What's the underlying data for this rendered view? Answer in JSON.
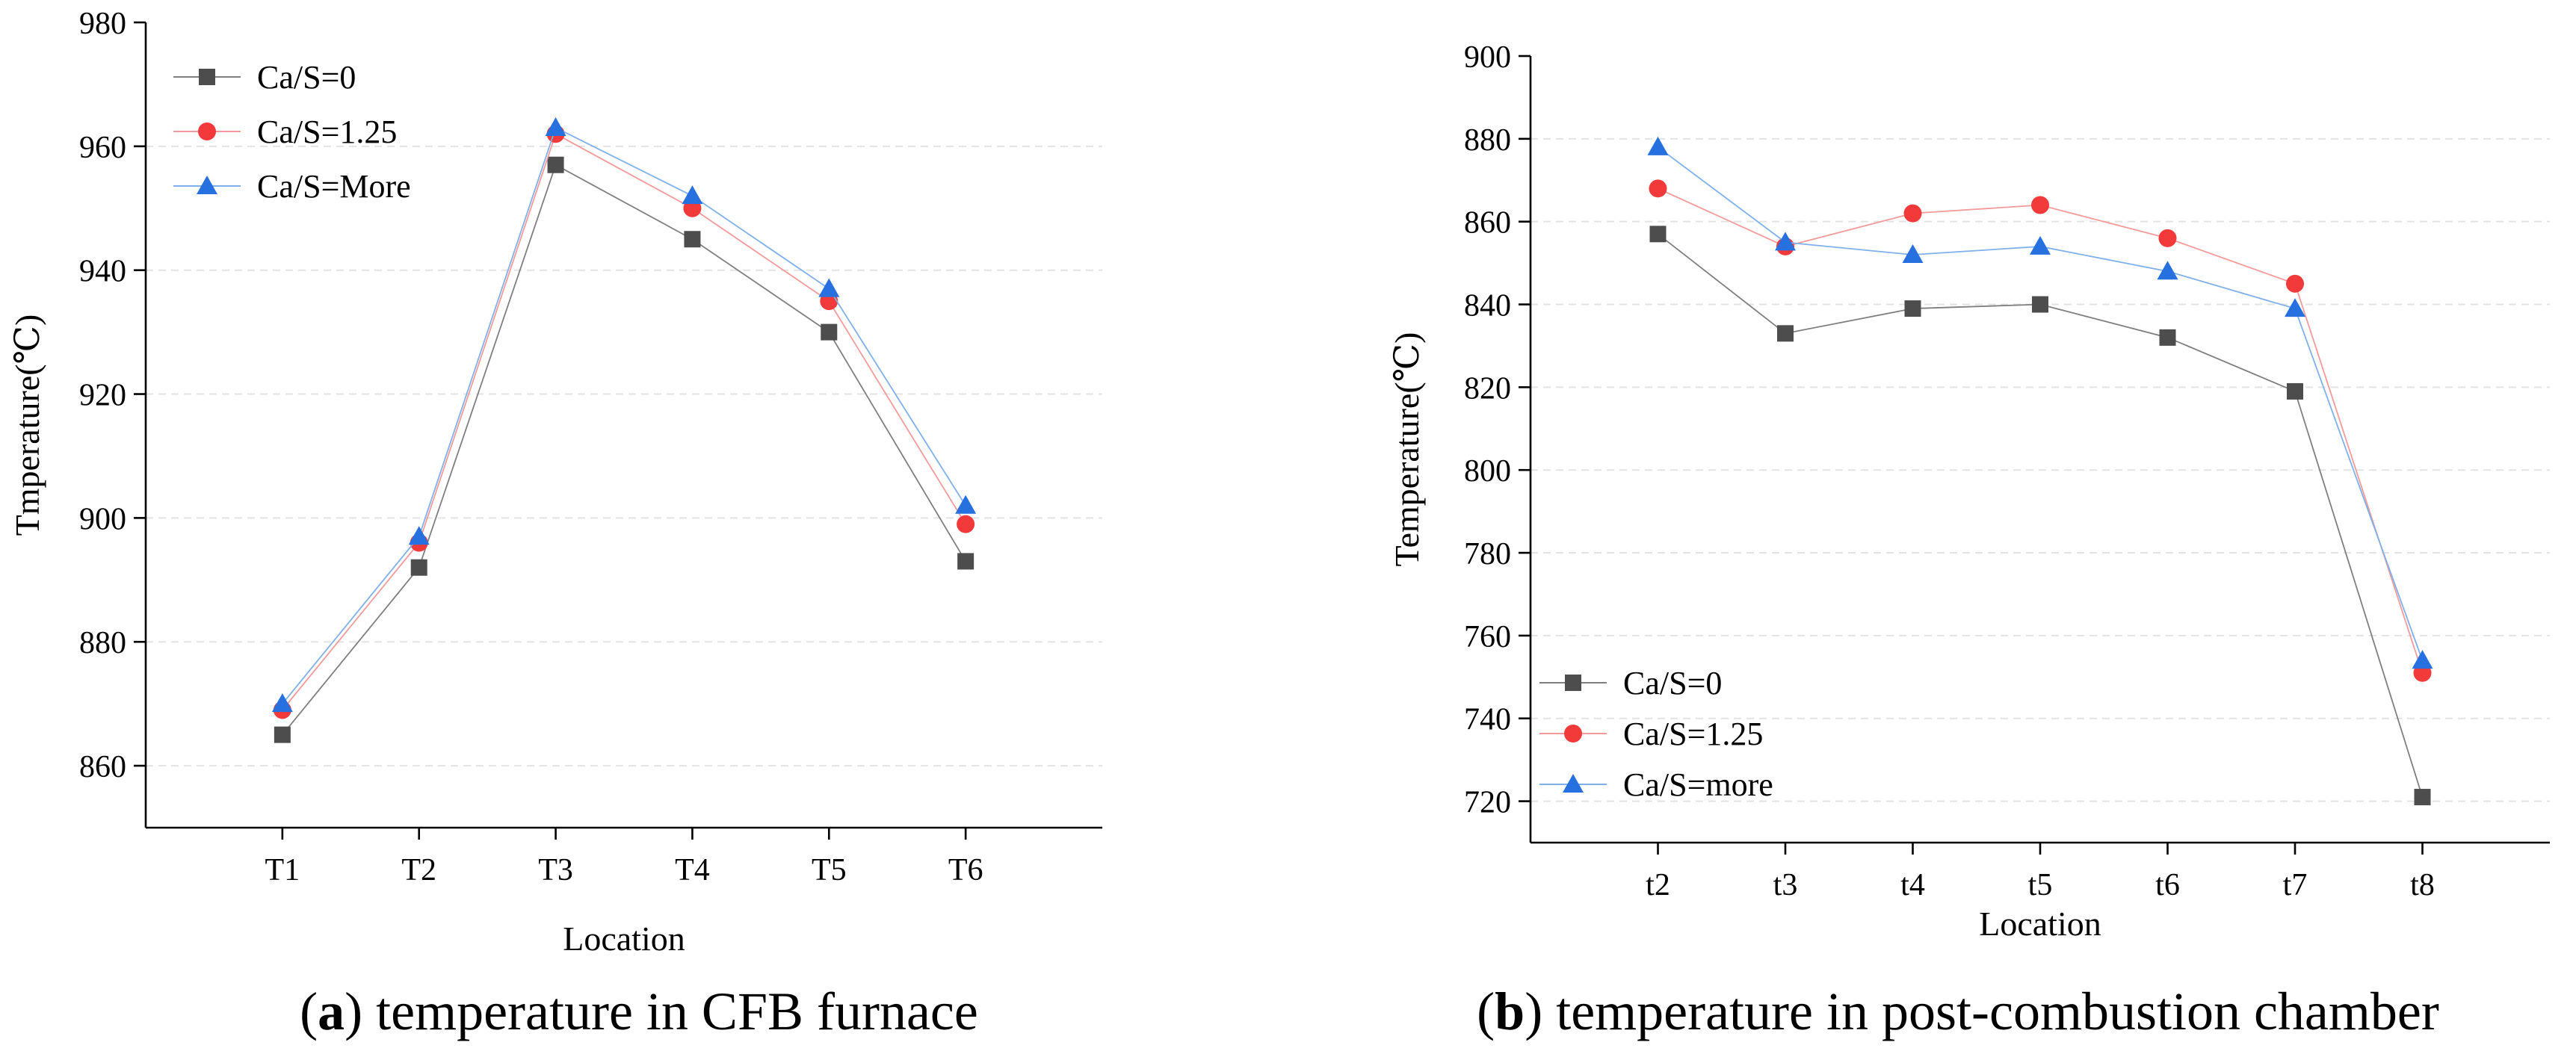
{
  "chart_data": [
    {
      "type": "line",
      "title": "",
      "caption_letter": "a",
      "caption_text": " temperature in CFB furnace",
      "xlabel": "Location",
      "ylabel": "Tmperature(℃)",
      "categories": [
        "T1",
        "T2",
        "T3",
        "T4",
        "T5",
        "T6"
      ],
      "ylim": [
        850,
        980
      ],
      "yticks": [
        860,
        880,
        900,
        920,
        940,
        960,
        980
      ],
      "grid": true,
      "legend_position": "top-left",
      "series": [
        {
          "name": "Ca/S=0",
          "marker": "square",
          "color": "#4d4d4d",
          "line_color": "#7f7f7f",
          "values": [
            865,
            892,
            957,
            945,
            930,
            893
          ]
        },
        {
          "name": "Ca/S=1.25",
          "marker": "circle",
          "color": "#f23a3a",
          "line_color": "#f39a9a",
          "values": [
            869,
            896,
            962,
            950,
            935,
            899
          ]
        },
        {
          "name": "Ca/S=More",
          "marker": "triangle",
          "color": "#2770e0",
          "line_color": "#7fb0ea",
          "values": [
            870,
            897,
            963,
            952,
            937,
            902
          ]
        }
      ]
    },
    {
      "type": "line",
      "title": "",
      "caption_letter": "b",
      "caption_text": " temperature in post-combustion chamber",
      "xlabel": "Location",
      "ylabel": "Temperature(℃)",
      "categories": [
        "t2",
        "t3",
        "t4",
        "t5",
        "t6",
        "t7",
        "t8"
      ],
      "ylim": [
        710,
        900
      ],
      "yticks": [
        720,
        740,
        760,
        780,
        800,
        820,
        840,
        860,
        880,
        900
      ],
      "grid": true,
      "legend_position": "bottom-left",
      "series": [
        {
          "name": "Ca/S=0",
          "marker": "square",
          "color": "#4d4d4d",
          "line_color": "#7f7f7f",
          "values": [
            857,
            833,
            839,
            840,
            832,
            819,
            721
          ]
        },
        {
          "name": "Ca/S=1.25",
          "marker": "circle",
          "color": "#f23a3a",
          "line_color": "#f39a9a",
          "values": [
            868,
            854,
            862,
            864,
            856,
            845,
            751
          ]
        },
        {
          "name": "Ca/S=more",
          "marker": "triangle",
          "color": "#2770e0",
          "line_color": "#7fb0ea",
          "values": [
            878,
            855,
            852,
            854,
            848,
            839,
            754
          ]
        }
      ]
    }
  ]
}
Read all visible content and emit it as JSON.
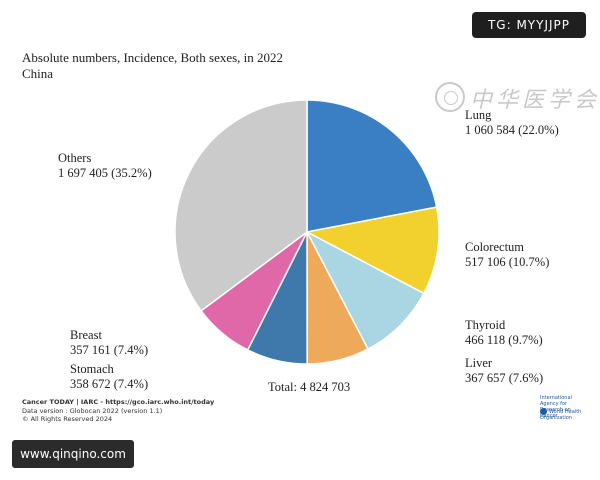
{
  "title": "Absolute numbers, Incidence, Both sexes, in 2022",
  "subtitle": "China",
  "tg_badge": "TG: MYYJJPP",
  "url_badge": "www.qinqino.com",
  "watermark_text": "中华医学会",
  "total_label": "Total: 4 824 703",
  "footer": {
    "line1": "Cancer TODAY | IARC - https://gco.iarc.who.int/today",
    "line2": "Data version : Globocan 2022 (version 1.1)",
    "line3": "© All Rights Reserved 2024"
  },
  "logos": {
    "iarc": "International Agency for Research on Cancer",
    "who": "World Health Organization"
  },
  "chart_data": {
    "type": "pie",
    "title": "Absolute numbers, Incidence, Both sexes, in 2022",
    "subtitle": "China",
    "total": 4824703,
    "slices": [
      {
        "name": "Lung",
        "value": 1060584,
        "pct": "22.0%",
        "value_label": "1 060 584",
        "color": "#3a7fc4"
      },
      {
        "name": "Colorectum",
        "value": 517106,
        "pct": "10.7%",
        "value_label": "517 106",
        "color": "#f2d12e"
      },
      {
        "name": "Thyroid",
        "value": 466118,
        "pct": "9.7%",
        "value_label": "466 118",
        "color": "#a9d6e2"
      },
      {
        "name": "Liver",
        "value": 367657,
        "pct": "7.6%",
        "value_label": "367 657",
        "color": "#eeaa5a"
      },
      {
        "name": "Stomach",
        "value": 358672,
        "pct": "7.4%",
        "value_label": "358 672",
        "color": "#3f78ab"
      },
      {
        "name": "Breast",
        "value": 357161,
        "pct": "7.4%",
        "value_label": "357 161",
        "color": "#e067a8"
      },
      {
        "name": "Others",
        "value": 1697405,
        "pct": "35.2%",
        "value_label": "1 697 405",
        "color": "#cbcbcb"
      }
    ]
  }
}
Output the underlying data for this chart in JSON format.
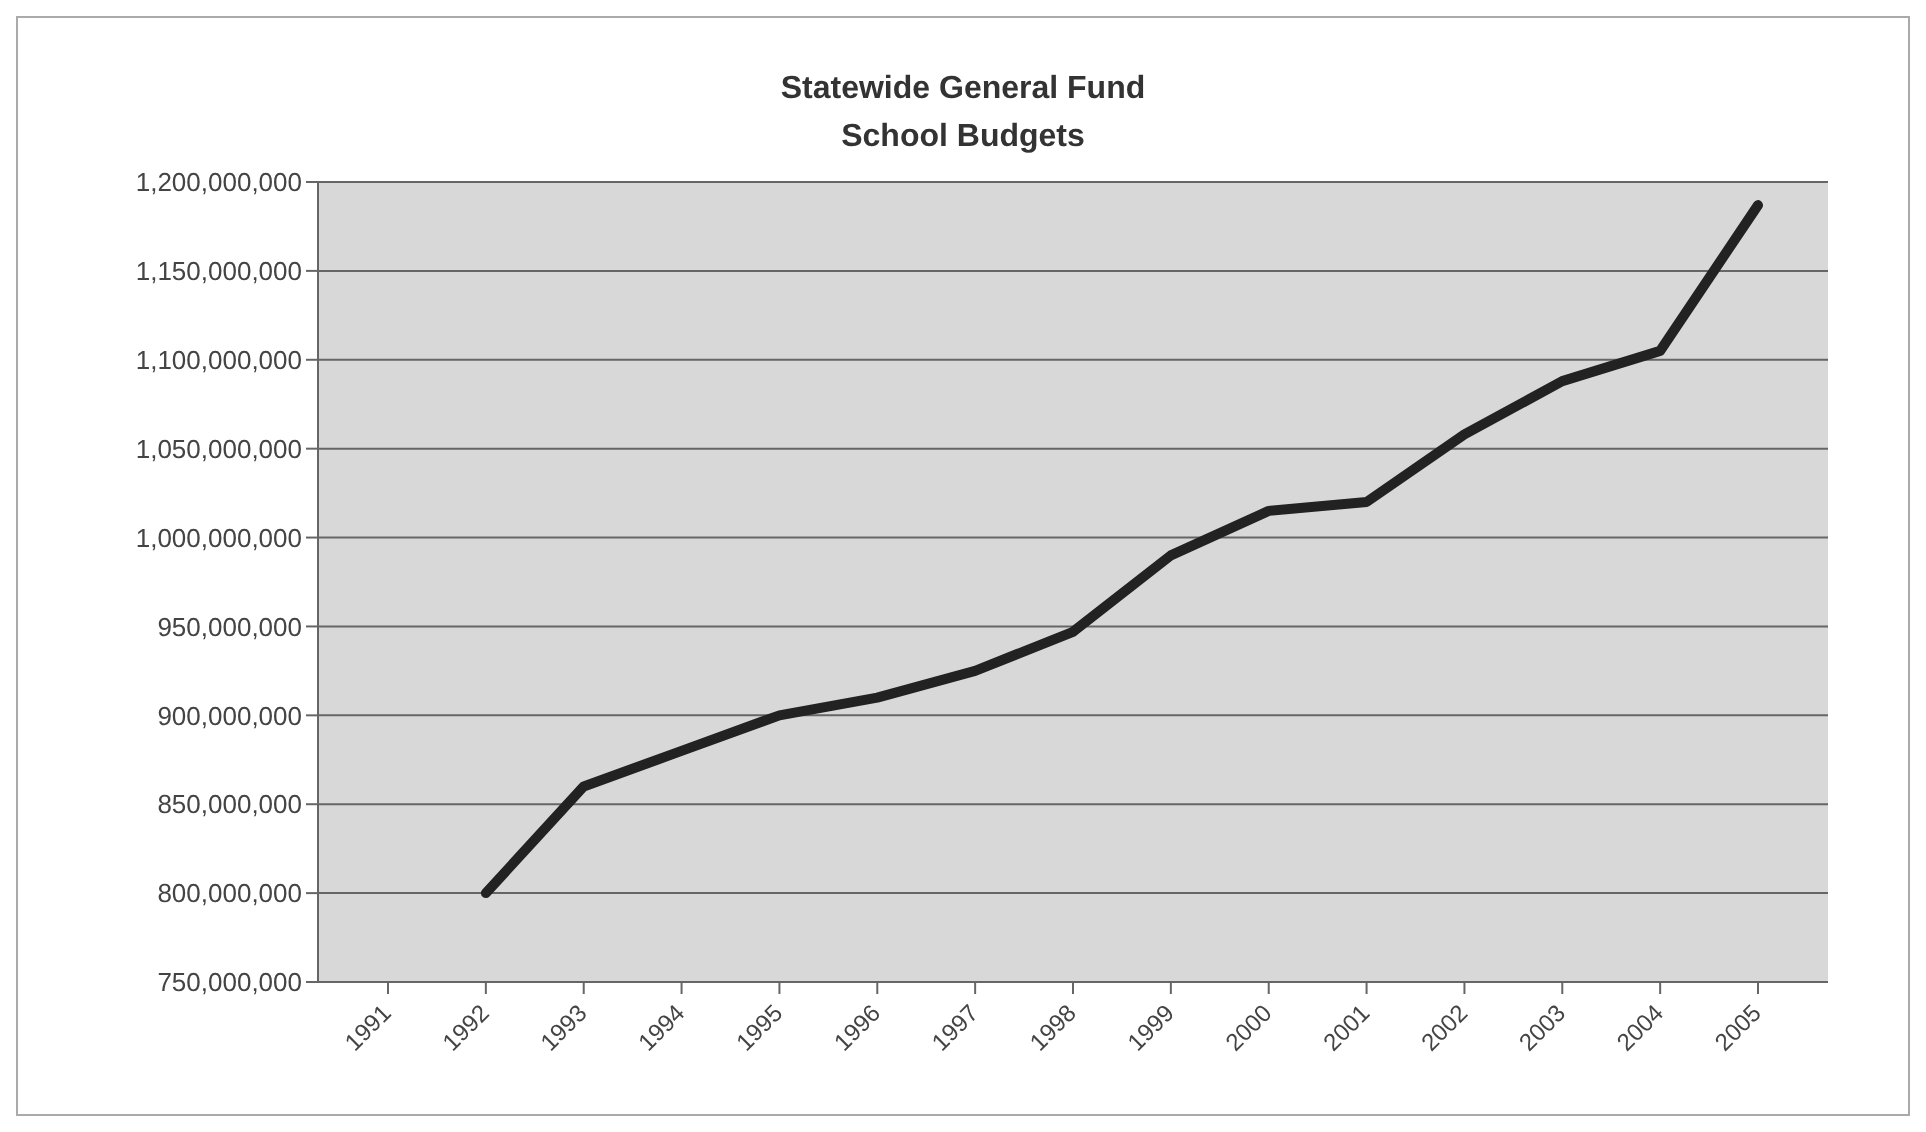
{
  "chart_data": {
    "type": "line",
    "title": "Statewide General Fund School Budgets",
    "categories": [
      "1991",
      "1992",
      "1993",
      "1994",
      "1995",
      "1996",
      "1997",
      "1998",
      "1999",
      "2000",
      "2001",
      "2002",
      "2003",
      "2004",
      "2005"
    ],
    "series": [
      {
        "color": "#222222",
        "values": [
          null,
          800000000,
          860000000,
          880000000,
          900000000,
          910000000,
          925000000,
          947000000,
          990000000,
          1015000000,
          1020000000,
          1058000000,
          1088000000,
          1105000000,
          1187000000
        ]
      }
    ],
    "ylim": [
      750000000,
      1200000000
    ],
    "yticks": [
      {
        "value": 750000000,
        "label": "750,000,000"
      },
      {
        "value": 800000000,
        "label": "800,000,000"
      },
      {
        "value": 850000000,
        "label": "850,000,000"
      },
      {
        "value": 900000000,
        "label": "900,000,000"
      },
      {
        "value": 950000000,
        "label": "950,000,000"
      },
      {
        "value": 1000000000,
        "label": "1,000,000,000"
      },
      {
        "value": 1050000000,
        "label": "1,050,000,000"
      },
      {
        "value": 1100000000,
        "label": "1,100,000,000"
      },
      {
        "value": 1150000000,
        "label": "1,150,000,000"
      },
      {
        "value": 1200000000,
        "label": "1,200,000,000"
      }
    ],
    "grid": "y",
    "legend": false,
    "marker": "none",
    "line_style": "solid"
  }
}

-*-

Without the images, write out each line of the data verbatim.

* [Task result]
What's the underlying data for this rendered view? Answer in JSON.
{
  "chart_data": [
    {
      "type": "line",
      "title": "",
      "caption_letter": "a",
      "caption_text": " temperature in CFB furnace",
      "xlabel": "Location",
      "ylabel": "Tmperature(℃)",
      "categories": [
        "T1",
        "T2",
        "T3",
        "T4",
        "T5",
        "T6"
      ],
      "ylim": [
        850,
        980
      ],
      "yticks": [
        860,
        880,
        900,
        920,
        940,
        960,
        980
      ],
      "grid": true,
      "legend_position": "top-left",
      "series": [
        {
          "name": "Ca/S=0",
          "marker": "square",
          "color": "#4d4d4d",
          "line_color": "#7f7f7f",
          "values": [
            865,
            892,
            957,
            945,
            930,
            893
          ]
        },
        {
          "name": "Ca/S=1.25",
          "marker": "circle",
          "color": "#f23a3a",
          "line_color": "#f39a9a",
          "values": [
            869,
            896,
            962,
            950,
            935,
            899
          ]
        },
        {
          "name": "Ca/S=More",
          "marker": "triangle",
          "color": "#2770e0",
          "line_color": "#7fb0ea",
          "values": [
            870,
            897,
            963,
            952,
            937,
            902
          ]
        }
      ]
    },
    {
      "type": "line",
      "title": "",
      "caption_letter": "b",
      "caption_text": " temperature in post-combustion chamber",
      "xlabel": "Location",
      "ylabel": "Temperature(℃)",
      "categories": [
        "t2",
        "t3",
        "t4",
        "t5",
        "t6",
        "t7",
        "t8"
      ],
      "ylim": [
        710,
        900
      ],
      "yticks": [
        720,
        740,
        760,
        780,
        800,
        820,
        840,
        860,
        880,
        900
      ],
      "grid": true,
      "legend_position": "bottom-left",
      "series": [
        {
          "name": "Ca/S=0",
          "marker": "square",
          "color": "#4d4d4d",
          "line_color": "#7f7f7f",
          "values": [
            857,
            833,
            839,
            840,
            832,
            819,
            721
          ]
        },
        {
          "name": "Ca/S=1.25",
          "marker": "circle",
          "color": "#f23a3a",
          "line_color": "#f39a9a",
          "values": [
            868,
            854,
            862,
            864,
            856,
            845,
            751
          ]
        },
        {
          "name": "Ca/S=more",
          "marker": "triangle",
          "color": "#2770e0",
          "line_color": "#7fb0ea",
          "values": [
            878,
            855,
            852,
            854,
            848,
            839,
            754
          ]
        }
      ]
    }
  ]
}
Read all visible content and emit it as JSON.
{
  "title": "Absolute numbers, Incidence, Both sexes, in 2022",
  "subtitle": "China",
  "tg_badge": "TG: MYYJJPP",
  "url_badge": "www.qinqino.com",
  "watermark_text": "中华医学会",
  "total_label": "Total: 4 824 703",
  "footer": {
    "line1": "Cancer TODAY | IARC - https://gco.iarc.who.int/today",
    "line2": "Data version : Globocan 2022 (version 1.1)",
    "line3": "© All Rights Reserved 2024"
  },
  "logos": {
    "iarc": "International Agency for Research on Cancer",
    "who": "World Health Organization"
  },
  "chart_data": {
    "type": "pie",
    "title": "Absolute numbers, Incidence, Both sexes, in 2022",
    "subtitle": "China",
    "total": 4824703,
    "slices": [
      {
        "name": "Lung",
        "value": 1060584,
        "pct": "22.0%",
        "value_label": "1 060 584",
        "color": "#3a7fc4"
      },
      {
        "name": "Colorectum",
        "value": 517106,
        "pct": "10.7%",
        "value_label": "517 106",
        "color": "#f2d12e"
      },
      {
        "name": "Thyroid",
        "value": 466118,
        "pct": "9.7%",
        "value_label": "466 118",
        "color": "#a9d6e2"
      },
      {
        "name": "Liver",
        "value": 367657,
        "pct": "7.6%",
        "value_label": "367 657",
        "color": "#eeaa5a"
      },
      {
        "name": "Stomach",
        "value": 358672,
        "pct": "7.4%",
        "value_label": "358 672",
        "color": "#3f78ab"
      },
      {
        "name": "Breast",
        "value": 357161,
        "pct": "7.4%",
        "value_label": "357 161",
        "color": "#e067a8"
      },
      {
        "name": "Others",
        "value": 1697405,
        "pct": "35.2%",
        "value_label": "1 697 405",
        "color": "#cbcbcb"
      }
    ]
  }
}
Output the underlying data for this chart in JSON format.
{
  "chart_data": {
    "type": "line",
    "title": "Statewide General Fund School Budgets",
    "categories": [
      "1991",
      "1992",
      "1993",
      "1994",
      "1995",
      "1996",
      "1997",
      "1998",
      "1999",
      "2000",
      "2001",
      "2002",
      "2003",
      "2004",
      "2005"
    ],
    "series": [
      {
        "color": "#222222",
        "values": [
          null,
          800000000,
          860000000,
          880000000,
          900000000,
          910000000,
          925000000,
          947000000,
          990000000,
          1015000000,
          1020000000,
          1058000000,
          1088000000,
          1105000000,
          1187000000
        ]
      }
    ],
    "ylim": [
      750000000,
      1200000000
    ],
    "yticks": [
      {
        "value": 750000000,
        "label": "750,000,000"
      },
      {
        "value": 800000000,
        "label": "800,000,000"
      },
      {
        "value": 850000000,
        "label": "850,000,000"
      },
      {
        "value": 900000000,
        "label": "900,000,000"
      },
      {
        "value": 950000000,
        "label": "950,000,000"
      },
      {
        "value": 1000000000,
        "label": "1,000,000,000"
      },
      {
        "value": 1050000000,
        "label": "1,050,000,000"
      },
      {
        "value": 1100000000,
        "label": "1,100,000,000"
      },
      {
        "value": 1150000000,
        "label": "1,150,000,000"
      },
      {
        "value": 1200000000,
        "label": "1,200,000,000"
      }
    ],
    "grid": "y",
    "legend": false,
    "marker": "none",
    "line_style": "solid"
  }
}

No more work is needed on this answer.